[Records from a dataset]
____________

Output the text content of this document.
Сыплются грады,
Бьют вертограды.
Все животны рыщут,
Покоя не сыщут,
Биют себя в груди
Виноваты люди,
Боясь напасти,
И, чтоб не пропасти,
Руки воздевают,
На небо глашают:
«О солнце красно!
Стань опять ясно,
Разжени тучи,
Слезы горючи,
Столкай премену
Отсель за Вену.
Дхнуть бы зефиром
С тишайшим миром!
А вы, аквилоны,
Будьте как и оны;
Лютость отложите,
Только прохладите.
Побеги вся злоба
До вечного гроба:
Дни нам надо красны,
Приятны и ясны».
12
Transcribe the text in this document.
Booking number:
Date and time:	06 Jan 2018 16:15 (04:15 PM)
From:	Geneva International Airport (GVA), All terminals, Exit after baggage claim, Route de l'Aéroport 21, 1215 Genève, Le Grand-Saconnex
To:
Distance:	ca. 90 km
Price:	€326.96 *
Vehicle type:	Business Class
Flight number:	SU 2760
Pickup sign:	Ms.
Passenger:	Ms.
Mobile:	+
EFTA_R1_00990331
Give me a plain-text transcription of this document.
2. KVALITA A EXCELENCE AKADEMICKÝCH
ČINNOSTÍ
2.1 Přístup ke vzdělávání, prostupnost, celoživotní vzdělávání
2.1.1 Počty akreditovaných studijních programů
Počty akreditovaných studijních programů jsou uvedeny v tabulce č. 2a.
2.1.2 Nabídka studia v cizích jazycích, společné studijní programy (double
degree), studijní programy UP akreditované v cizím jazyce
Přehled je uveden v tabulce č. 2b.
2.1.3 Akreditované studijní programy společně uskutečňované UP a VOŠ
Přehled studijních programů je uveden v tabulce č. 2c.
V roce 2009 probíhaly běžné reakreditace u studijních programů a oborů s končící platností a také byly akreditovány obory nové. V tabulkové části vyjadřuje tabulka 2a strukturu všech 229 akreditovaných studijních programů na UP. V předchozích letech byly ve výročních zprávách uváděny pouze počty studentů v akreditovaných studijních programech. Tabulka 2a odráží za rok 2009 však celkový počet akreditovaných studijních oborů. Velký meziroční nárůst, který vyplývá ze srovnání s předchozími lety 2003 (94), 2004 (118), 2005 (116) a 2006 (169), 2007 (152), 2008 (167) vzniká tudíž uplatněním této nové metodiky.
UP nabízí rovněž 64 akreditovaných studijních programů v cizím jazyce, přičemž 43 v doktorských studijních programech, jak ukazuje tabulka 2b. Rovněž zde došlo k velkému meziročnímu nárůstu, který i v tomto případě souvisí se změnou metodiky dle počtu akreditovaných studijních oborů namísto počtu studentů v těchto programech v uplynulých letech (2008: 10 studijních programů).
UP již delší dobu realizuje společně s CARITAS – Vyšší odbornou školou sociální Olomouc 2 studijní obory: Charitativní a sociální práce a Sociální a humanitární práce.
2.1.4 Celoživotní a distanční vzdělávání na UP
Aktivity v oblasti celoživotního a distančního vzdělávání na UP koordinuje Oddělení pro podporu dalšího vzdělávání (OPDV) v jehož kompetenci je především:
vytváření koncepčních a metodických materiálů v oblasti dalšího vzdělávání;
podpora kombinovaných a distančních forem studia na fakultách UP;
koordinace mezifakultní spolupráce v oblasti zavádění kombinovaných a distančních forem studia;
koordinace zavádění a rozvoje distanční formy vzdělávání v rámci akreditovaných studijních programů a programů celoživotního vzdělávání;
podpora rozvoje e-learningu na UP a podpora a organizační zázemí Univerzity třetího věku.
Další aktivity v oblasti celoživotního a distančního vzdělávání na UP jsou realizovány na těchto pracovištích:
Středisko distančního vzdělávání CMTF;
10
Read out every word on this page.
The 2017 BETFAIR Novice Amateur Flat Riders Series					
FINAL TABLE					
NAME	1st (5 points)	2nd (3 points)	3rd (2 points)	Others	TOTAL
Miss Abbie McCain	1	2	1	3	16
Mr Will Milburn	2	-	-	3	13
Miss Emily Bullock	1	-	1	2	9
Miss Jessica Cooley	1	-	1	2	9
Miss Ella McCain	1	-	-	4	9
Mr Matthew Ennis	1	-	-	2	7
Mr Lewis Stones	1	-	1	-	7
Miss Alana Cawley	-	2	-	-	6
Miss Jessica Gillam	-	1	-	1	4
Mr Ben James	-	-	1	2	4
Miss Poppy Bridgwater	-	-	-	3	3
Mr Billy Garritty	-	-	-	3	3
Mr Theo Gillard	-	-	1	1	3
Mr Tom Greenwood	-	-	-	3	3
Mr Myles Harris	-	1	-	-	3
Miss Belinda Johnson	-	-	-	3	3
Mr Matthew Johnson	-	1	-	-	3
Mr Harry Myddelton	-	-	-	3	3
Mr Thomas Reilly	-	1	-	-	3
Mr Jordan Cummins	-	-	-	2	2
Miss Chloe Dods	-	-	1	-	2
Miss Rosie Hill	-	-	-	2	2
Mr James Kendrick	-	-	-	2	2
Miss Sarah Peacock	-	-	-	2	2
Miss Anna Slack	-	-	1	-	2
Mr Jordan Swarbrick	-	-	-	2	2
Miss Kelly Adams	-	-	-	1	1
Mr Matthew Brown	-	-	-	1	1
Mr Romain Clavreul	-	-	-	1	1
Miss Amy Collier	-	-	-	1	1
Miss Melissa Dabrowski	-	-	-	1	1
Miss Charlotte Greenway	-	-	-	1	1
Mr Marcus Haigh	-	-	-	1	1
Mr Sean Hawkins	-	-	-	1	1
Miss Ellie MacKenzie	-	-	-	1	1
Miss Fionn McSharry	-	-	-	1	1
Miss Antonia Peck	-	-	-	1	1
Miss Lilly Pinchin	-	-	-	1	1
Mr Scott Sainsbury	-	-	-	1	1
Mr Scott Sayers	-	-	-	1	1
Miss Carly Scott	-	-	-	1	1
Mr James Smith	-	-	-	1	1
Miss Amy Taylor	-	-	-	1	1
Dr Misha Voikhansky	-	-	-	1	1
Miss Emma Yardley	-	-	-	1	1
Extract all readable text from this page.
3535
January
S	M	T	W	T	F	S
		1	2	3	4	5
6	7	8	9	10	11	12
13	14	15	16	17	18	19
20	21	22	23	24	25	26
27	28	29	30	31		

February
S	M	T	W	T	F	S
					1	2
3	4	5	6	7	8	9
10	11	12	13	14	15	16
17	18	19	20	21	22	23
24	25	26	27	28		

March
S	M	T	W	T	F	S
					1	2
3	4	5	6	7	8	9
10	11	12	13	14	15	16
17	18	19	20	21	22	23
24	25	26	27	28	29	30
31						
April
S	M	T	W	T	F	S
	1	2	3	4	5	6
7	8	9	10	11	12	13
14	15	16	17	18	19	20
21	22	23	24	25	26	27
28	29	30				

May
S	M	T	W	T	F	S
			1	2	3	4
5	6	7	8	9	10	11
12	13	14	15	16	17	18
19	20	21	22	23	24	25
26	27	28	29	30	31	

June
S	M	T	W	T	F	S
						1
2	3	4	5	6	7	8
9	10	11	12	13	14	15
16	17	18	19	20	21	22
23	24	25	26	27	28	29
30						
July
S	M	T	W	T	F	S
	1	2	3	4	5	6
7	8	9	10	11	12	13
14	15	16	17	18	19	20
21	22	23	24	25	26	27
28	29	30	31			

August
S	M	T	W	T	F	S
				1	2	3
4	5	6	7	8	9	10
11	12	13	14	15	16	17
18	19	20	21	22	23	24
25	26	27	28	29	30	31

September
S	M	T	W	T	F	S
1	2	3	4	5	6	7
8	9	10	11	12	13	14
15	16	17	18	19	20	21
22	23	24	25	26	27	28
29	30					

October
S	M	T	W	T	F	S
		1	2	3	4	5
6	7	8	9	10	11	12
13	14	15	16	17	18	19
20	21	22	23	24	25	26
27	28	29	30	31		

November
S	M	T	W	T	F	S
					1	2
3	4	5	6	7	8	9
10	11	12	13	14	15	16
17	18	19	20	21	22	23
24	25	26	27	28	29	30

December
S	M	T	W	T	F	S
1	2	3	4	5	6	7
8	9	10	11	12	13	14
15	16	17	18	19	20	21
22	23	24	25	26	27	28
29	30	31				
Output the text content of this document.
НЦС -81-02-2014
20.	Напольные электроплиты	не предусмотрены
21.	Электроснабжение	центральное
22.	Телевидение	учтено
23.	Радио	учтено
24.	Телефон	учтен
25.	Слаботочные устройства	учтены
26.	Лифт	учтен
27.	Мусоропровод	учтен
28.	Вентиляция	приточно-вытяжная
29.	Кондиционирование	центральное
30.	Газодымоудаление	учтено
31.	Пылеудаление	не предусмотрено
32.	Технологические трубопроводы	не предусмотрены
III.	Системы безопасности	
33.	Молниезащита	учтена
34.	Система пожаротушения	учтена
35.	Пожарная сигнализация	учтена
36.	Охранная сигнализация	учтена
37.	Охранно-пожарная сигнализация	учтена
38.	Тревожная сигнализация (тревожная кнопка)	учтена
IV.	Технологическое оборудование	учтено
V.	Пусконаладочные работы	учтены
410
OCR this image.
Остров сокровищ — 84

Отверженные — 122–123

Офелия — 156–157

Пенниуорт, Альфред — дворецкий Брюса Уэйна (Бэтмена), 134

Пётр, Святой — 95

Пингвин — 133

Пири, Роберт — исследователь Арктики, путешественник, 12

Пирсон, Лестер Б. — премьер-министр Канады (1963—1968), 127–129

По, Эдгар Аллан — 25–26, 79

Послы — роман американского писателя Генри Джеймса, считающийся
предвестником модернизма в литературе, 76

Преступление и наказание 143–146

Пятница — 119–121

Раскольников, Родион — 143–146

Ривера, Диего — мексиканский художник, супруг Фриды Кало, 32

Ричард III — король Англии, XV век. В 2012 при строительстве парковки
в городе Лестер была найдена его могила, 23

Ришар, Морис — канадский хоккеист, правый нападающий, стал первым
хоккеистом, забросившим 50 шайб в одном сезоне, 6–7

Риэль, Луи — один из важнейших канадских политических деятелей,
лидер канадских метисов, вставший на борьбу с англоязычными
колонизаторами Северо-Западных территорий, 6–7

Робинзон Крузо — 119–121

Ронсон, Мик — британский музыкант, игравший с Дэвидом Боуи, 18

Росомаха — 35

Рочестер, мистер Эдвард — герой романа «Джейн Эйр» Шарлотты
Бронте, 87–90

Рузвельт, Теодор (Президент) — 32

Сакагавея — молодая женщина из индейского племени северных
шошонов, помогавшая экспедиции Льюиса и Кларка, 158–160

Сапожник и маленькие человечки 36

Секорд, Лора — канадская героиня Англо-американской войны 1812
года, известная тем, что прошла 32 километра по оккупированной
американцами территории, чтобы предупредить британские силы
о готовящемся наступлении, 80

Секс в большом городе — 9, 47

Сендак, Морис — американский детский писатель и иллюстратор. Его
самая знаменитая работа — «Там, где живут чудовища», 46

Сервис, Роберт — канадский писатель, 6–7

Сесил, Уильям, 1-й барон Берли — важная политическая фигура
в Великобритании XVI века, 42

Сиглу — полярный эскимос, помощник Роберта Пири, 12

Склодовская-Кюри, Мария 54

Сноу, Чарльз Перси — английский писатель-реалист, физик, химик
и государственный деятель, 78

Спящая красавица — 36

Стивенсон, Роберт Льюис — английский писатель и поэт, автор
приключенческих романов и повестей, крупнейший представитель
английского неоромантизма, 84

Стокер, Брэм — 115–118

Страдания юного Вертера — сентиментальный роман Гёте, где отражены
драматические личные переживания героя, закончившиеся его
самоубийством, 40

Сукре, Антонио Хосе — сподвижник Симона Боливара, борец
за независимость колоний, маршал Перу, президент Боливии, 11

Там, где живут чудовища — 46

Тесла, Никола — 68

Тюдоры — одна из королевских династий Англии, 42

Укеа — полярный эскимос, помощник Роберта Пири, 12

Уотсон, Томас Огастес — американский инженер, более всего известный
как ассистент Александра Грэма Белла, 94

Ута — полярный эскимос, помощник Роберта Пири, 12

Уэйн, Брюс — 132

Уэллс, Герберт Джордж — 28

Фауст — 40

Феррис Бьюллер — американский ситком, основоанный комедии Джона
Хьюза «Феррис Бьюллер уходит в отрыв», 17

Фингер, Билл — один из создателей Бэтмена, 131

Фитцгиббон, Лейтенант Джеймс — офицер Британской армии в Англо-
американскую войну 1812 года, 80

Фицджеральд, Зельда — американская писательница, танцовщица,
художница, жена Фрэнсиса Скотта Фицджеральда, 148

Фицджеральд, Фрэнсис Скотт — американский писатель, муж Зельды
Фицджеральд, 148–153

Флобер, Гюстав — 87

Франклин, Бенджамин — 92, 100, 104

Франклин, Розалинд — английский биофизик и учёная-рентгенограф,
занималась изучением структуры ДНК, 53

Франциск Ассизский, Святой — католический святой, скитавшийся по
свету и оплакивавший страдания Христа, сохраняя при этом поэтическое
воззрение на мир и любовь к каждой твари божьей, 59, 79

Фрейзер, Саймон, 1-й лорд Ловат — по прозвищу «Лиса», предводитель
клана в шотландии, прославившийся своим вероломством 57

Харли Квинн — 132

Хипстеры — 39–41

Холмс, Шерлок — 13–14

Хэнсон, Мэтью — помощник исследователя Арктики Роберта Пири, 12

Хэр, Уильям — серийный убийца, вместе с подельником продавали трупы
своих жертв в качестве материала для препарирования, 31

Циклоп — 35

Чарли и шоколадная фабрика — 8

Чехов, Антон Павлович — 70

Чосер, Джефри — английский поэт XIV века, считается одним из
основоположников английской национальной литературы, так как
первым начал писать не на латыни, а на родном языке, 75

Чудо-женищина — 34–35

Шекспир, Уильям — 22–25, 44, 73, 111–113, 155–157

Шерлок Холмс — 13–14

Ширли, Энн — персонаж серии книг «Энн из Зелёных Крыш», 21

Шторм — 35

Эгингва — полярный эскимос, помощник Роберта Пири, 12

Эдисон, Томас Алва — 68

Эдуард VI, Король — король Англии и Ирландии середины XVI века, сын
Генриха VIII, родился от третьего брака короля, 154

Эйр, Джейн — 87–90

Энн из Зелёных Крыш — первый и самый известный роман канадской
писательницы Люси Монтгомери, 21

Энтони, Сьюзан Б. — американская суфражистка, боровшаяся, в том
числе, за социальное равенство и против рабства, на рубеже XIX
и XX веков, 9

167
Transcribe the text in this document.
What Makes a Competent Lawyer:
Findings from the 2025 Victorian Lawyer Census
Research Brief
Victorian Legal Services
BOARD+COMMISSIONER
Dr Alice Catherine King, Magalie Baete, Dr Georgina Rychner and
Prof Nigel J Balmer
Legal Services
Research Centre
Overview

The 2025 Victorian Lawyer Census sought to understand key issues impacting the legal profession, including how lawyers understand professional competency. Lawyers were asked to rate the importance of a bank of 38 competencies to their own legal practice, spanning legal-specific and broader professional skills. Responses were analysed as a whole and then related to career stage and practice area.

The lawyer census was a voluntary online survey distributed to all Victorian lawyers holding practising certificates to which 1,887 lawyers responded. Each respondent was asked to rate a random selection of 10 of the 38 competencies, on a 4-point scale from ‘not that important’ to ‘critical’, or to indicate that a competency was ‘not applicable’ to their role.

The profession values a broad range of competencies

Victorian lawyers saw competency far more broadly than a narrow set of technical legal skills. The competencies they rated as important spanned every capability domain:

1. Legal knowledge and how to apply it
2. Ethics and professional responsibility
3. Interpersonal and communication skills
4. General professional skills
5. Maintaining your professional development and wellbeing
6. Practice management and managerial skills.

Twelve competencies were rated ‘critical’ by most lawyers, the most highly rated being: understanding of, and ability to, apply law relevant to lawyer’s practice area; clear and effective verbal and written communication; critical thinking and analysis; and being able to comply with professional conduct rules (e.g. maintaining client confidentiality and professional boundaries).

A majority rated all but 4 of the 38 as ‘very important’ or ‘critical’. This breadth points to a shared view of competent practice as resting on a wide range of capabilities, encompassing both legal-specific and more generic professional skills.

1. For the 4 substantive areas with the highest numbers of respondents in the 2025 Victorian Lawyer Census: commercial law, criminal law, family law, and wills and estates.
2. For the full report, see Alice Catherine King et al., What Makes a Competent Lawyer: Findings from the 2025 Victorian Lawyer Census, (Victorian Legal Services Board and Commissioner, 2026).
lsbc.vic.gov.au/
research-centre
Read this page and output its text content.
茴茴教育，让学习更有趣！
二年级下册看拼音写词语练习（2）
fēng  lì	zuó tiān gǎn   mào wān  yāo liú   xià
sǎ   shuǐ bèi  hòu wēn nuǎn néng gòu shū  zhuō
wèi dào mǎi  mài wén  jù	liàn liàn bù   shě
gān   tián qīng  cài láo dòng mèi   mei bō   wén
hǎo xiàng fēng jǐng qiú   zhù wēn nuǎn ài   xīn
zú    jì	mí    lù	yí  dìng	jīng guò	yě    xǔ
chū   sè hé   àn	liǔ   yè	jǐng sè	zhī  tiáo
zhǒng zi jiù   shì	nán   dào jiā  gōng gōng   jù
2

____________

**SHORT EXERCISE**
From the line containing "Read this page and output its text content." down to the final line of the data, write out every line exactly; both the first and last of these belong in your answer, and nothing else does.

**THE COMPLETED TASK**
Read this page and output its text content.
茴茴教育，让学习更有趣！
二年级下册看拼音写词语练习（2）
fēng  lì	zuó tiān gǎn   mào wān  yāo liú   xià
sǎ   shuǐ bèi  hòu wēn nuǎn néng gòu shū  zhuō
wèi dào mǎi  mài wén  jù	liàn liàn bù   shě
gān   tián qīng  cài láo dòng mèi   mei bō   wén
hǎo xiàng fēng jǐng qiú   zhù wēn nuǎn ài   xīn
zú    jì	mí    lù	yí  dìng	jīng guò	yě    xǔ
chū   sè hé   àn	liǔ   yè	jǐng sè	zhī  tiáo
zhǒng zi jiù   shì	nán   dào jiā  gōng gōng   jù
2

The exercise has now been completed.